● Exercise details
Reproduce all of the data word for word.

------ Data extract ------

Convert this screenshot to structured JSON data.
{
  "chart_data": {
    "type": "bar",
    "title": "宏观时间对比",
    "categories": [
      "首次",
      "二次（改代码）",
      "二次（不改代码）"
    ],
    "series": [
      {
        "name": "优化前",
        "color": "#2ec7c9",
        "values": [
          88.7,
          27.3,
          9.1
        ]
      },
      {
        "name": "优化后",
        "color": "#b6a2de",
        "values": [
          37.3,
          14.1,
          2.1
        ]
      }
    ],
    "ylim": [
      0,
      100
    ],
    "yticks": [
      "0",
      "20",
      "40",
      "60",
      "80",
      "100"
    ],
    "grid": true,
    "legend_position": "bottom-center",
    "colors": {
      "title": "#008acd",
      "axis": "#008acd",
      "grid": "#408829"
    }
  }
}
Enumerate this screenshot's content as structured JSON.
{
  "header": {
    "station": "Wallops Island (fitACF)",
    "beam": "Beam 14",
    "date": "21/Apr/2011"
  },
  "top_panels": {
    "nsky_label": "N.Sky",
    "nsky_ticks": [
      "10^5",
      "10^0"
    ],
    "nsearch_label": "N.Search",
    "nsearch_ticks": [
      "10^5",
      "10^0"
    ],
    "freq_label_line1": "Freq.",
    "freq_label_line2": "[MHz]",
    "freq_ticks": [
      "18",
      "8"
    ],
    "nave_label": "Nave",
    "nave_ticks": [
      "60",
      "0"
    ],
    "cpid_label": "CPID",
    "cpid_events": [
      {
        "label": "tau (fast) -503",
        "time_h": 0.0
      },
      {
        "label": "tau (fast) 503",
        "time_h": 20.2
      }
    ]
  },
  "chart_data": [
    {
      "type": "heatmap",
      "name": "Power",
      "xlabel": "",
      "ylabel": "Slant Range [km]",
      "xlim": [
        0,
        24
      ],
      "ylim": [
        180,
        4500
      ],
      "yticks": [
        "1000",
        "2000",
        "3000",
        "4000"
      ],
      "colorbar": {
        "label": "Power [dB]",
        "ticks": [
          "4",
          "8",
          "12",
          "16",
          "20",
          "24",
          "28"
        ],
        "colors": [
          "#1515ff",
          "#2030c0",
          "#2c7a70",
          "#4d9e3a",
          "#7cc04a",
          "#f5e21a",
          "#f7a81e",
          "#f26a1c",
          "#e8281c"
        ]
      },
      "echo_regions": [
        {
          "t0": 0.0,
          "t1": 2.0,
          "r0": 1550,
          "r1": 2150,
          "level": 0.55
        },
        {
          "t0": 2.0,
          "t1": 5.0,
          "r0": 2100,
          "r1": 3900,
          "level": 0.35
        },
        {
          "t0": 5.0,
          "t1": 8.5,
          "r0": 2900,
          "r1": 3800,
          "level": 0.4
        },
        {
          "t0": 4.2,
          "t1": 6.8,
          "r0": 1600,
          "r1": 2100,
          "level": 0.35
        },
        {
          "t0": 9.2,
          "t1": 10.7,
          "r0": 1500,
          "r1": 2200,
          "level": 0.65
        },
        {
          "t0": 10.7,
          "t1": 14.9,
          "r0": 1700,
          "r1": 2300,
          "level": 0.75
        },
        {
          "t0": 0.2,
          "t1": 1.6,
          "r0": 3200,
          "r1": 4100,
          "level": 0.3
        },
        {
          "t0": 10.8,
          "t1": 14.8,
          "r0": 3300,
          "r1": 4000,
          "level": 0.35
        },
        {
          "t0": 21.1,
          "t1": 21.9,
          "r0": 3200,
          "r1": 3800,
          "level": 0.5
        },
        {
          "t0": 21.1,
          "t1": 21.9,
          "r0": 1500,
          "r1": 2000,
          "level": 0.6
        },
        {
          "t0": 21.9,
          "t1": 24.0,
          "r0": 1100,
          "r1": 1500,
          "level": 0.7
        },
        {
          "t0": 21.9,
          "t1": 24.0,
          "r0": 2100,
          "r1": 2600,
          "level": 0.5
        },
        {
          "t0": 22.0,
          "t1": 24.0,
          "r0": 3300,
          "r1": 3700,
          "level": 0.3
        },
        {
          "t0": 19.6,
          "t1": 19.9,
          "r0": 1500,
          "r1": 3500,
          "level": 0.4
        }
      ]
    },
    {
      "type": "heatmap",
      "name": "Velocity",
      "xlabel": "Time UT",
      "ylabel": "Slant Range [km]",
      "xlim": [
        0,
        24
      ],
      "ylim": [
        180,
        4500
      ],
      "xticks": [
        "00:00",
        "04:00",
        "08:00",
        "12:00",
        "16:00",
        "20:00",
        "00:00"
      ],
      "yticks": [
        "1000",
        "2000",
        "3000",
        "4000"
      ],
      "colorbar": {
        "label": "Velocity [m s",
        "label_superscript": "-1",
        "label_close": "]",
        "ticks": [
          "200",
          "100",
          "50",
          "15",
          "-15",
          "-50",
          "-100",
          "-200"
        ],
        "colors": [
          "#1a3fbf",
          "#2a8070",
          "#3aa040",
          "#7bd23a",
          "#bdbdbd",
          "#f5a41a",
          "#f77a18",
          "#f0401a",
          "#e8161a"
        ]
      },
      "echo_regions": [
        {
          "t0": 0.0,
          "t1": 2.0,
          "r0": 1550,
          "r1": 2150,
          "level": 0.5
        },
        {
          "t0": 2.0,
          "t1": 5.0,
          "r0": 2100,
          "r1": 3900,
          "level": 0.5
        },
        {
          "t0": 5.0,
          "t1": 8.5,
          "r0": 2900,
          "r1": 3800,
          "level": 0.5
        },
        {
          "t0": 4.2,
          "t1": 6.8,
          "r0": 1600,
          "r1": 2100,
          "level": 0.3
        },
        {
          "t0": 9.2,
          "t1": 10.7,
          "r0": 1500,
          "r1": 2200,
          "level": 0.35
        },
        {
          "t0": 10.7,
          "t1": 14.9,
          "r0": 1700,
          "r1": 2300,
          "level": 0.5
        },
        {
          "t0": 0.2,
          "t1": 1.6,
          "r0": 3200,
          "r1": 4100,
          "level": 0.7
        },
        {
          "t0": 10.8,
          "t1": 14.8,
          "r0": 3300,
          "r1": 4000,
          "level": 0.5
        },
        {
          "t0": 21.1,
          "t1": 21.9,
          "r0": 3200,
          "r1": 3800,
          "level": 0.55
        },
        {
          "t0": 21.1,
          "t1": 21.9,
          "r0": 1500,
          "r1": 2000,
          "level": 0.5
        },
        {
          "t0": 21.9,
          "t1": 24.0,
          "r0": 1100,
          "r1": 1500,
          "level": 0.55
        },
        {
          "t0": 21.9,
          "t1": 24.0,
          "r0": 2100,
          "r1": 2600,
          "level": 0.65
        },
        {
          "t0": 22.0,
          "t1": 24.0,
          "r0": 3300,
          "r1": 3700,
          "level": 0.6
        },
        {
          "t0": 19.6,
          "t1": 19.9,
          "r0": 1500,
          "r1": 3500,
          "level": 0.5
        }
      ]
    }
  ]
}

------

● Finished answer
Convert this screenshot to structured JSON data.
{
  "chart_data": {
    "type": "bar",
    "title": "宏观时间对比",
    "categories": [
      "首次",
      "二次（改代码）",
      "二次（不改代码）"
    ],
    "series": [
      {
        "name": "优化前",
        "color": "#2ec7c9",
        "values": [
          88.7,
          27.3,
          9.1
        ]
      },
      {
        "name": "优化后",
        "color": "#b6a2de",
        "values": [
          37.3,
          14.1,
          2.1
        ]
      }
    ],
    "ylim": [
      0,
      100
    ],
    "yticks": [
      "0",
      "20",
      "40",
      "60",
      "80",
      "100"
    ],
    "grid": true,
    "legend_position": "bottom-center",
    "colors": {
      "title": "#008acd",
      "axis": "#008acd",
      "grid": "#408829"
    }
  }
}
Enumerate this screenshot's content as structured JSON.
{
  "header": {
    "station": "Wallops Island (fitACF)",
    "beam": "Beam 14",
    "date": "21/Apr/2011"
  },
  "top_panels": {
    "nsky_label": "N.Sky",
    "nsky_ticks": [
      "10^5",
      "10^0"
    ],
    "nsearch_label": "N.Search",
    "nsearch_ticks": [
      "10^5",
      "10^0"
    ],
    "freq_label_line1": "Freq.",
    "freq_label_line2": "[MHz]",
    "freq_ticks": [
      "18",
      "8"
    ],
    "nave_label": "Nave",
    "nave_ticks": [
      "60",
      "0"
    ],
    "cpid_label": "CPID",
    "cpid_events": [
      {
        "label": "tau (fast) -503",
        "time_h": 0.0
      },
      {
        "label": "tau (fast) 503",
        "time_h": 20.2
      }
    ]
  },
  "chart_data": [
    {
      "type": "heatmap",
      "name": "Power",
      "xlabel": "",
      "ylabel": "Slant Range [km]",
      "xlim": [
        0,
        24
      ],
      "ylim": [
        180,
        4500
      ],
      "yticks": [
        "1000",
        "2000",
        "3000",
        "4000"
      ],
      "colorbar": {
        "label": "Power [dB]",
        "ticks": [
          "4",
          "8",
          "12",
          "16",
          "20",
          "24",
          "28"
        ],
        "colors": [
          "#1515ff",
          "#2030c0",
          "#2c7a70",
          "#4d9e3a",
          "#7cc04a",
          "#f5e21a",
          "#f7a81e",
          "#f26a1c",
          "#e8281c"
        ]
      },
      "echo_regions": [
        {
          "t0": 0.0,
          "t1": 2.0,
          "r0": 1550,
          "r1": 2150,
          "level": 0.55
        },
        {
          "t0": 2.0,
          "t1": 5.0,
          "r0": 2100,
          "r1": 3900,
          "level": 0.35
        },
        {
          "t0": 5.0,
          "t1": 8.5,
          "r0": 2900,
          "r1": 3800,
          "level": 0.4
        },
        {
          "t0": 4.2,
          "t1": 6.8,
          "r0": 1600,
          "r1": 2100,
          "level": 0.35
        },
        {
          "t0": 9.2,
          "t1": 10.7,
          "r0": 1500,
          "r1": 2200,
          "level": 0.65
        },
        {
          "t0": 10.7,
          "t1": 14.9,
          "r0": 1700,
          "r1": 2300,
          "level": 0.75
        },
        {
          "t0": 0.2,
          "t1": 1.6,
          "r0": 3200,
          "r1": 4100,
          "level": 0.3
        },
        {
          "t0": 10.8,
          "t1": 14.8,
          "r0": 3300,
          "r1": 4000,
          "level": 0.35
        },
        {
          "t0": 21.1,
          "t1": 21.9,
          "r0": 3200,
          "r1": 3800,
          "level": 0.5
        },
        {
          "t0": 21.1,
          "t1": 21.9,
          "r0": 1500,
          "r1": 2000,
          "level": 0.6
        },
        {
          "t0": 21.9,
          "t1": 24.0,
          "r0": 1100,
          "r1": 1500,
          "level": 0.7
        },
        {
          "t0": 21.9,
          "t1": 24.0,
          "r0": 2100,
          "r1": 2600,
          "level": 0.5
        },
        {
          "t0": 22.0,
          "t1": 24.0,
          "r0": 3300,
          "r1": 3700,
          "level": 0.3
        },
        {
          "t0": 19.6,
          "t1": 19.9,
          "r0": 1500,
          "r1": 3500,
          "level": 0.4
        }
      ]
    },
    {
      "type": "heatmap",
      "name": "Velocity",
      "xlabel": "Time UT",
      "ylabel": "Slant Range [km]",
      "xlim": [
        0,
        24
      ],
      "ylim": [
        180,
        4500
      ],
      "xticks": [
        "00:00",
        "04:00",
        "08:00",
        "12:00",
        "16:00",
        "20:00",
        "00:00"
      ],
      "yticks": [
        "1000",
        "2000",
        "3000",
        "4000"
      ],
      "colorbar": {
        "label": "Velocity [m s",
        "label_superscript": "-1",
        "label_close": "]",
        "ticks": [
          "200",
          "100",
          "50",
          "15",
          "-15",
          "-50",
          "-100",
          "-200"
        ],
        "colors": [
          "#1a3fbf",
          "#2a8070",
          "#3aa040",
          "#7bd23a",
          "#bdbdbd",
          "#f5a41a",
          "#f77a18",
          "#f0401a",
          "#e8161a"
        ]
      },
      "echo_regions": [
        {
          "t0": 0.0,
          "t1": 2.0,
          "r0": 1550,
          "r1": 2150,
          "level": 0.5
        },
        {
          "t0": 2.0,
          "t1": 5.0,
          "r0": 2100,
          "r1": 3900,
          "level": 0.5
        },
        {
          "t0": 5.0,
          "t1": 8.5,
          "r0": 2900,
          "r1": 3800,
          "level": 0.5
        },
        {
          "t0": 4.2,
          "t1": 6.8,
          "r0": 1600,
          "r1": 2100,
          "level": 0.3
        },
        {
          "t0": 9.2,
          "t1": 10.7,
          "r0": 1500,
          "r1": 2200,
          "level": 0.35
        },
        {
          "t0": 10.7,
          "t1": 14.9,
          "r0": 1700,
          "r1": 2300,
          "level": 0.5
        },
        {
          "t0": 0.2,
          "t1": 1.6,
          "r0": 3200,
          "r1": 4100,
          "level": 0.7
        },
        {
          "t0": 10.8,
          "t1": 14.8,
          "r0": 3300,
          "r1": 4000,
          "level": 0.5
        },
        {
          "t0": 21.1,
          "t1": 21.9,
          "r0": 3200,
          "r1": 3800,
          "level": 0.55
        },
        {
          "t0": 21.1,
          "t1": 21.9,
          "r0": 1500,
          "r1": 2000,
          "level": 0.5
        },
        {
          "t0": 21.9,
          "t1": 24.0,
          "r0": 1100,
          "r1": 1500,
          "level": 0.55
        },
        {
          "t0": 21.9,
          "t1": 24.0,
          "r0": 2100,
          "r1": 2600,
          "level": 0.65
        },
        {
          "t0": 22.0,
          "t1": 24.0,
          "r0": 3300,
          "r1": 3700,
          "level": 0.6
        },
        {
          "t0": 19.6,
          "t1": 19.9,
          "r0": 1500,
          "r1": 3500,
          "level": 0.5
        }
      ]
    }
  ]
}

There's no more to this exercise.